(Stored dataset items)
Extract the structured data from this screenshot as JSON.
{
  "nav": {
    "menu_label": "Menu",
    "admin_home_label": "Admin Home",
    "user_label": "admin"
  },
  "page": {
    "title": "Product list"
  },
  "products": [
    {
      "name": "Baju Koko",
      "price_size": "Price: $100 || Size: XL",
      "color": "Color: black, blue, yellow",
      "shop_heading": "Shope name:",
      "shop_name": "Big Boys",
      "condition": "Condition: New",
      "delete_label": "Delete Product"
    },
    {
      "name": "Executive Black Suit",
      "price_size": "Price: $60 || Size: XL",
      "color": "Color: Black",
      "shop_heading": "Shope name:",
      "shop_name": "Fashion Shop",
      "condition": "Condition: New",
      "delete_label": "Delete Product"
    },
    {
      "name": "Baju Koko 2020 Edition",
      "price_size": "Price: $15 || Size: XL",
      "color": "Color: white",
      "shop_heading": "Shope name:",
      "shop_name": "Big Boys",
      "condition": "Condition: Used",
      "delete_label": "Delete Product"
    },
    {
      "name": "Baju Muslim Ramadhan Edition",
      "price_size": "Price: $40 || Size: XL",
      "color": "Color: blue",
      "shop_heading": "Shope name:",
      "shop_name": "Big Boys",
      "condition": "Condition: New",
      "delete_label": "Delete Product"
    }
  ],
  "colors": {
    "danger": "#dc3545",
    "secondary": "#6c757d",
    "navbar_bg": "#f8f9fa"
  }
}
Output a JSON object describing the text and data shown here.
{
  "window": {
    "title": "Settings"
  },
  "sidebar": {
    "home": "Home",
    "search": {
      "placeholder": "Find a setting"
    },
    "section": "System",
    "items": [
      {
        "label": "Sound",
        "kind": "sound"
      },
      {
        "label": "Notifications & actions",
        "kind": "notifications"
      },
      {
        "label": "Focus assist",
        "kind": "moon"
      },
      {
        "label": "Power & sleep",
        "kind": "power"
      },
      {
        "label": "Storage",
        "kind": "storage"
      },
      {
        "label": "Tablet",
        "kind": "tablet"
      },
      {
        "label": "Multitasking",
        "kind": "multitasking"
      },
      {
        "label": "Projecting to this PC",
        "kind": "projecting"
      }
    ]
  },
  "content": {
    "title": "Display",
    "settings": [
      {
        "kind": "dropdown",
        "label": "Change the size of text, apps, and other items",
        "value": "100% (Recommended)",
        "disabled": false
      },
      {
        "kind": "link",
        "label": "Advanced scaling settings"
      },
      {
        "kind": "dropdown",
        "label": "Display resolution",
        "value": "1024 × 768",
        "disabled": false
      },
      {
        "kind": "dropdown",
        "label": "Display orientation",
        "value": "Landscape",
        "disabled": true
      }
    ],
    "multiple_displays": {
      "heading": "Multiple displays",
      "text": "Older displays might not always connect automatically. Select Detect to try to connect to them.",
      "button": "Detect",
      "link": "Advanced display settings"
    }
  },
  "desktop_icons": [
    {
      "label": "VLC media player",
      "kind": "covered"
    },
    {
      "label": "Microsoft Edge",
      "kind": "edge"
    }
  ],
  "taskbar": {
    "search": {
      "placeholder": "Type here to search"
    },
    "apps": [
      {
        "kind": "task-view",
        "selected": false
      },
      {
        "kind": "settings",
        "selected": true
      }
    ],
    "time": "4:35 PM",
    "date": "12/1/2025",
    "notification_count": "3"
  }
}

### Exercise
The word "Edition" may appear on some lines. Report how many lines hold it, giving the number alone.

### Reply to the exercise
2